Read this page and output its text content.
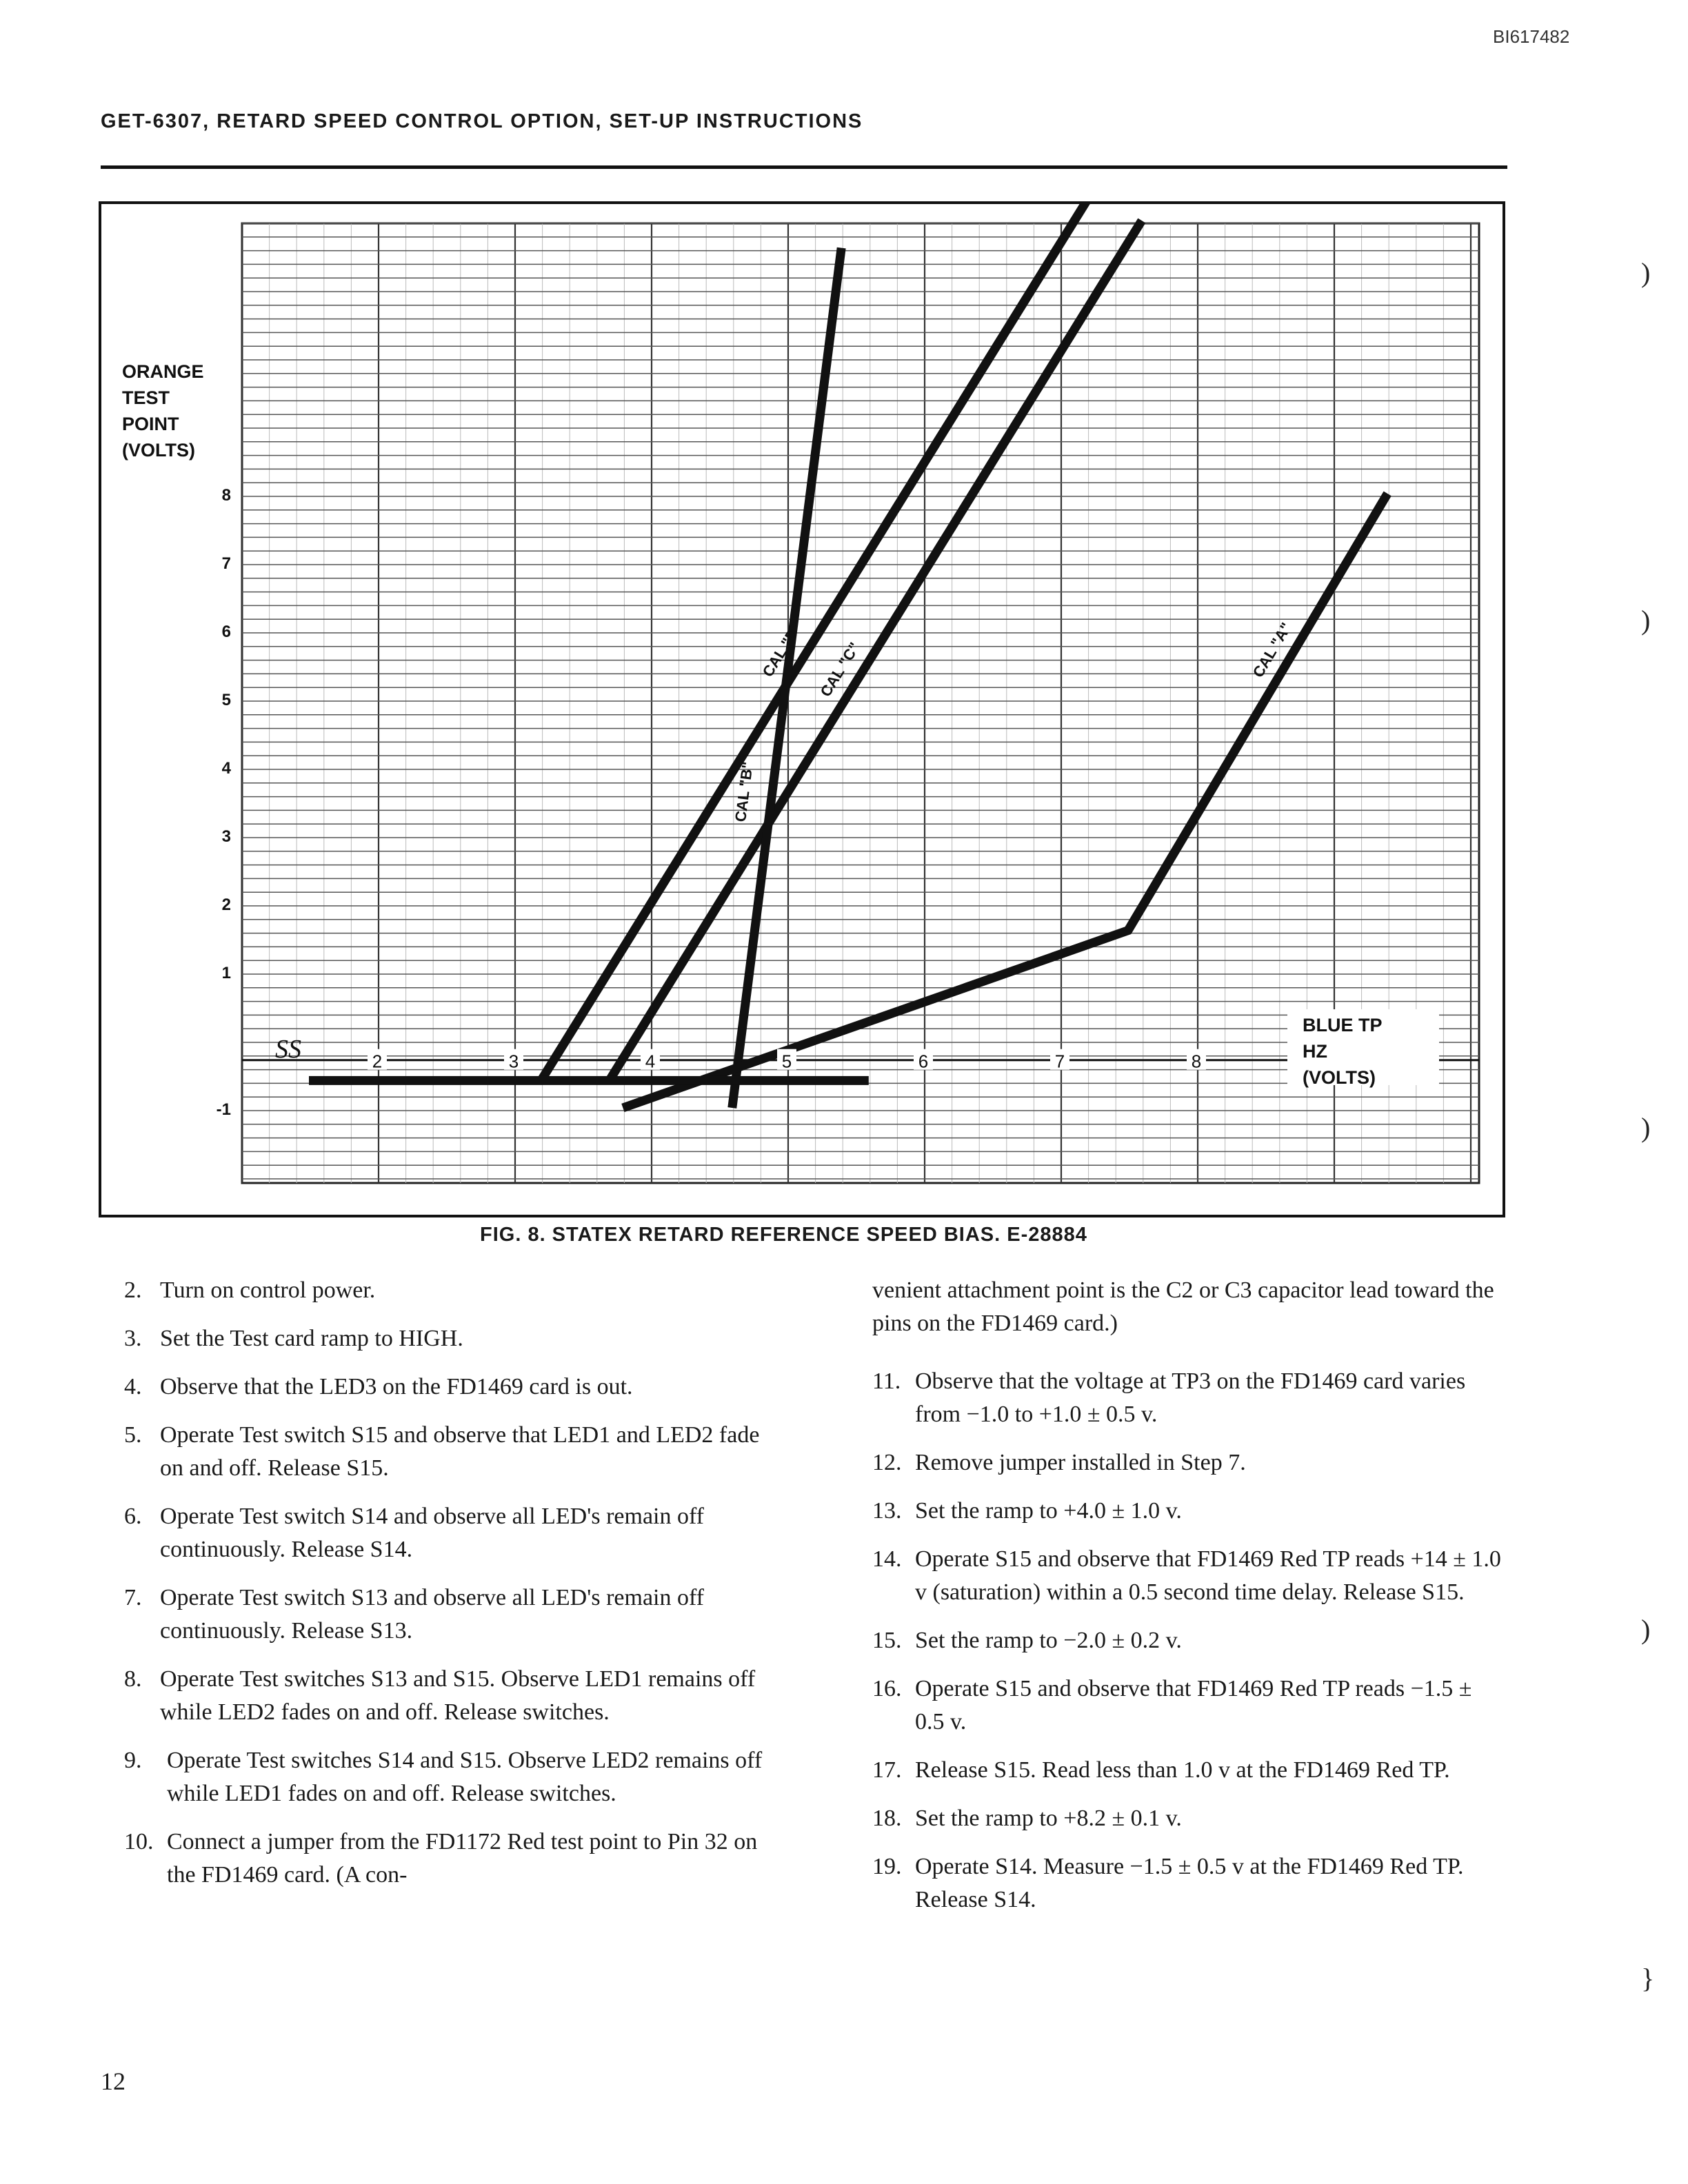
BI617482
GET-6307, RETARD SPEED CONTROL OPTION, SET-UP INSTRUCTIONS
8
7
6
5
4
3
2
1
-1
2	3	4	5	6	7	8
ORANGE
TEST
POINT
(VOLTS)
BLUE TP
HZ
(VOLTS)
SS
CAL "D" CAL "C"
CAL "B"
CAL "A"
FIG. 8. STATEX RETARD REFERENCE SPEED BIAS. E-28884
2. Turn on control power.
3. Set the Test card ramp to HIGH.
4. Observe that the LED3 on the FD1469 card is out.
5. Operate Test switch S15 and observe that LED1 and LED2 fade on and off. Release S15.
6. Operate Test switch S14 and observe all LED's remain off continuously. Release S14.
7. Operate Test switch S13 and observe all LED's remain off continuously. Release S13.
8. Operate Test switches S13 and S15. Observe LED1 remains off while LED2 fades on and off. Release switches.
9.	Operate Test switches S14 and S15. Observe LED2 remains off while LED1 fades on and off. Release switches.
10. Connect a jumper from the FD1172 Red test point to Pin 32 on the FD1469 card. (A con-
venient attachment point is the C2 or C3 capacitor lead toward the pins on the FD1469 card.)
11. Observe that the voltage at TP3 on the FD1469 card varies from −1.0 to +1.0 ± 0.5 v.
12. Remove jumper installed in Step 7.
13. Set the ramp to +4.0 ± 1.0 v.
14. Operate S15 and observe that FD1469 Red TP reads +14 ± 1.0 v (saturation) within a 0.5 second time delay. Release S15.
15. Set the ramp to −2.0 ± 0.2 v.
16. Operate S15 and observe that FD1469 Red TP reads −1.5 ± 0.5 v.
17. Release S15. Read less than 1.0 v at the FD1469 Red TP.
18. Set the ramp to +8.2 ± 0.1 v.
19. Operate S14. Measure −1.5 ± 0.5 v at the FD1469 Red TP. Release S14.
12
)
)
)
)
}
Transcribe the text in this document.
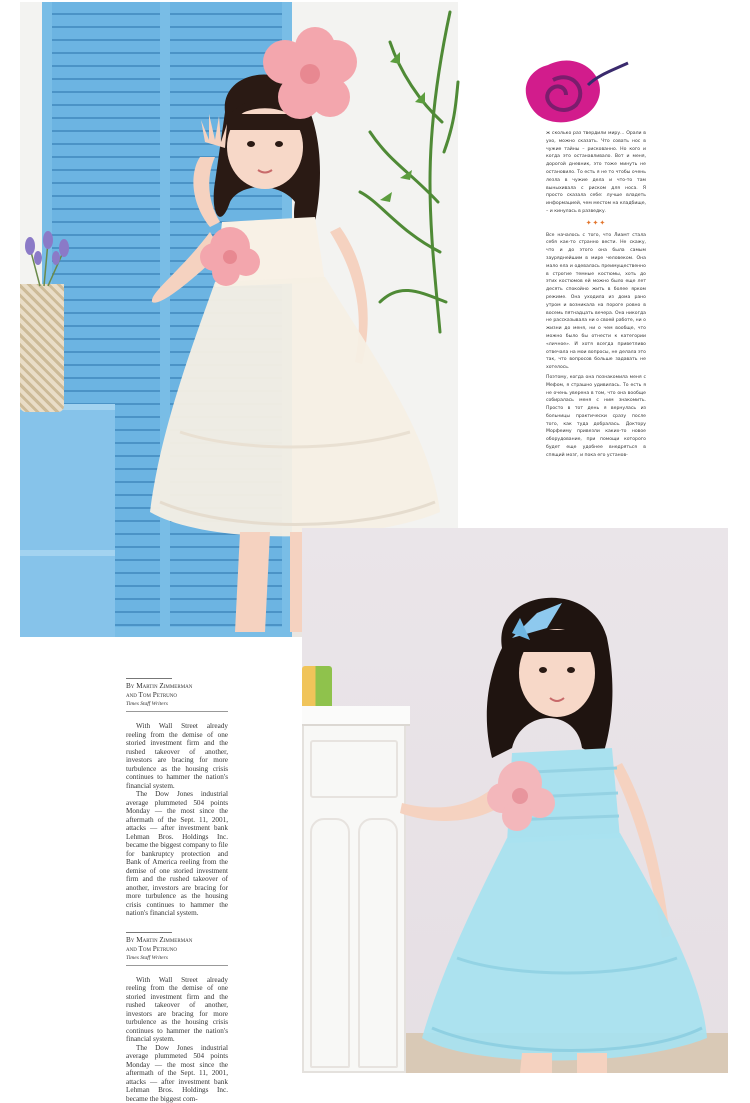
ж сколько раз твердили миру... Орали в ухо, можно сказать. Что совать нос в чужие тайны – рискованно. Но кого и когда это останавливало. Вот и меня, дорогой дневник, это тоже минуть не остановило. То есть я не то чтобы очень лезла в чужие дела и что-то там выныхивала с риском для носа. Я просто сказала себе: лучше владеть информацией, чем местом на кладбище, – и кинулась в разведку.

✦✦✦

Все началось с того, что Лиамт стала себя как-то странно вести. Не скажу, что и до этого она была самым зауряднейшим в мире человеком. Она мало ела и одевалась преимущественно в строгие темные костюмы, хоть до этих костюмов ей можно было еще лет десять спокойно жить в более ярком режиме. Она уходила из дома рано утром и возникала на пороге ровно в восемь пятнадцать вечера. Она никогда не рассказывала ни о своей работе, ни о жизни до меня, ни о чем вообще, что можно было бы отнести к категории «личное». И хотя всегда приветливо отвечала на мои вопросы, не делала это так, что вопросов больше задавать не хотелось.

Поэтому, когда она познакомила меня с Мефом, я страшно удивилась. То есть я не очень уверена в том, что она вообще собиралась меня с ним знакомить. Просто в тот день я вернулась из больницы практически сразу после того, как туда добралась. Доктору Морфеиму привезли каких-то новое оборудование, при помощи которого будет еще удобнее внедряться в спящий мозг, и пока его установ-

By Martin Zimmerman
and Tom Petruno
Times Staff Writers

With Wall Street already reeling from the demise of one storied investment firm and the rushed takeover of another, investors are bracing for more turbulence as the housing crisis continues to hammer the nation's financial system.

The Dow Jones industrial average plummeted 504 points Monday — the most since the aftermath of the Sept. 11, 2001, attacks — after investment bank Lehman Bros. Holdings Inc. became the biggest company to file for bankruptcy protection and Bank of America reeling from the demise of one storied investment firm and the rushed takeover of another, investors are bracing for more turbulence as the housing crisis continues to hammer the nation's financial system.

By Martin Zimmerman
and Tom Petruno
Times Staff Writers

With Wall Street already reeling from the demise of one storied investment firm and the rushed takeover of another, investors are bracing for more turbulence as the housing crisis continues to hammer the nation's financial system.

The Dow Jones industrial average plummeted 504 points Monday — the most since the aftermath of the Sept. 11, 2001, attacks — after investment bank Lehman Bros. Holdings Inc. became the biggest com-
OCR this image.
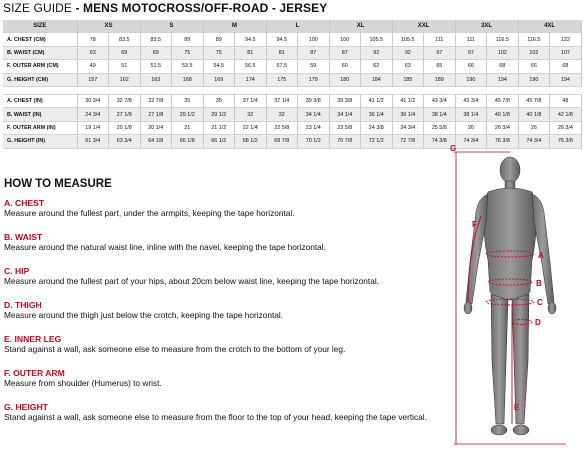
SIZE GUIDE - MENS MOTOCROSS/OFF-ROAD - JERSEY
SIZE	XS		S		M		L		XL		XXL		3XL		4XL	
A. CHEST (CM)	78	83.5	83.5	89	89	94.5	94.5	100	100	105.5	105.5	111	111	116.5	116.5	122
B. WAIST (CM)	63	69	69	75	75	81	81	87	87	92	92	97	97	102	102	107
F. OUTER ARM (CM)	49	51	51.5	53.5	54.5	56.5	57.5	59	60	62	63	65	66	68	66	68
G. HEIGHT (CM)	157	162	163	168	169	174	175	179	180	184	185	189	190	194	190	194

A. CHEST (IN)	30 3/4	32 7/8	32 7/8	35	35	37 1/4	37 1/4	39 3/8	39 3/8	41 1/2	41 1/2	43 3/4	43 3/4	45 7/8	45 7/8	48
B. WAIST (IN)	24 3/4	27 1/8	27 1/8	29 1/2	29 1/2	32	32	34 1/4	34 1/4	36 1/4	36 1/4	38 1/4	38 1/4	40 1/8	40 1/8	42 1/8
F. OUTER ARM (IN)	19 1/4	20 1/8	20 1/4	21	21 1/2	22 1/4	22 5/8	23 1/4	23 5/8	24 3/8	24 3/4	25 5/8	26	26 3/4	26	26 3/4
G. HEIGHT (IN)	61 3/4	63 3/4	64 1/8	66 1/8	66 1/2	68 1/2	68 7/8	70 1/2	70 7/8	72 1/2	72 7/8	74 3/8	74 3/4	76 3/8	74 3/4	76 3/8
HOW TO MEASURE
A. CHEST
Measure around the fullest part, under the armpits, keeping the tape horizontal.
B. WAIST
Measure around the natural waist line, inline with the navel, keeping the tape horizontal.
C. HIP
Measure around the fullest part of your hips, about 20cm below waist line, keeping the tape horizontal.
D. THIGH
Measure around the thigh just below the crotch, keeping the tape horizontal.
E. INNER LEG
Stand against a wall, ask someone else to measure from the crotch to the bottom of your leg.
F. OUTER ARM
Measure from shoulder (Humerus) to wrist.
G. HEIGHT
Stand against a wall, ask someone else to measure from the floor to the top of your head, keeping the tape vertical.
G
A
B
C
D
E
F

> **SHORT TASK**
Using the records above, pull out each line where the word "became" occurs.

> **SOLUTION FOR THIS TASK**
The Dow Jones industrial average plummeted 504 points Monday — the most since the aftermath of the Sept. 11, 2001, attacks — after investment bank Lehman Bros. Holdings Inc. became the biggest company to file for bankruptcy protection and Bank of America reeling from the demise of one storied investment firm and the rushed takeover of another, investors are bracing for more turbulence as the housing crisis continues to hammer the nation's financial system.
The Dow Jones industrial average plummeted 504 points Monday — the most since the aftermath of the Sept. 11, 2001, attacks — after investment bank Lehman Bros. Holdings Inc. became the biggest com-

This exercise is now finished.